> [EXERCISE PROMPT] Repeat the entries below exactly as they appear, with no pictures.

+ + + + + + +

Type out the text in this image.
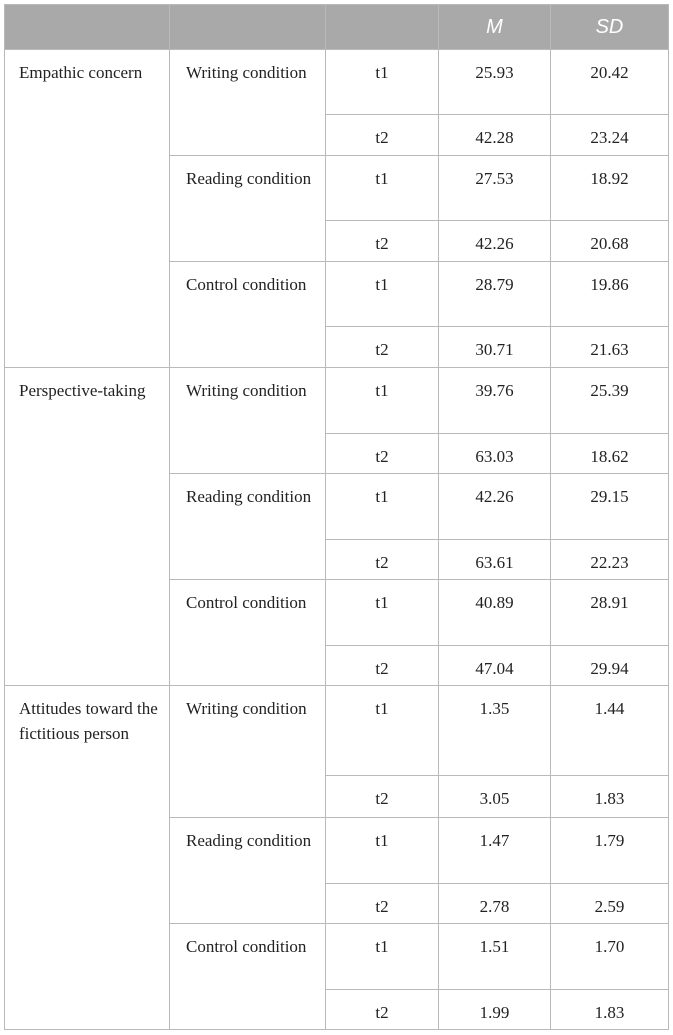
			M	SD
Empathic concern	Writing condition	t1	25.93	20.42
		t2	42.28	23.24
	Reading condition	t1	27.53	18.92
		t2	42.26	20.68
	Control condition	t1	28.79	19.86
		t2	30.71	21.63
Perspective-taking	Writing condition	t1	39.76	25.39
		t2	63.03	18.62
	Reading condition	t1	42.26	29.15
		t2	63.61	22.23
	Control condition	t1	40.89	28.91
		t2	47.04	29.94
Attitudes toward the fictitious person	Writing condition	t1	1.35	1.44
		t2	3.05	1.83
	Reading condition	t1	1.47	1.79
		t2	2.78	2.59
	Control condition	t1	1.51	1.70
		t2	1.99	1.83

+ + + + + + +

> [FINISHED ANSWER]
Type out the text in this image.
			M	SD
Empathic concern	Writing condition	t1	25.93	20.42
		t2	42.28	23.24
	Reading condition	t1	27.53	18.92
		t2	42.26	20.68
	Control condition	t1	28.79	19.86
		t2	30.71	21.63
Perspective-taking	Writing condition	t1	39.76	25.39
		t2	63.03	18.62
	Reading condition	t1	42.26	29.15
		t2	63.61	22.23
	Control condition	t1	40.89	28.91
		t2	47.04	29.94
Attitudes toward the fictitious person	Writing condition	t1	1.35	1.44
		t2	3.05	1.83
	Reading condition	t1	1.47	1.79
		t2	2.78	2.59
	Control condition	t1	1.51	1.70
		t2	1.99	1.83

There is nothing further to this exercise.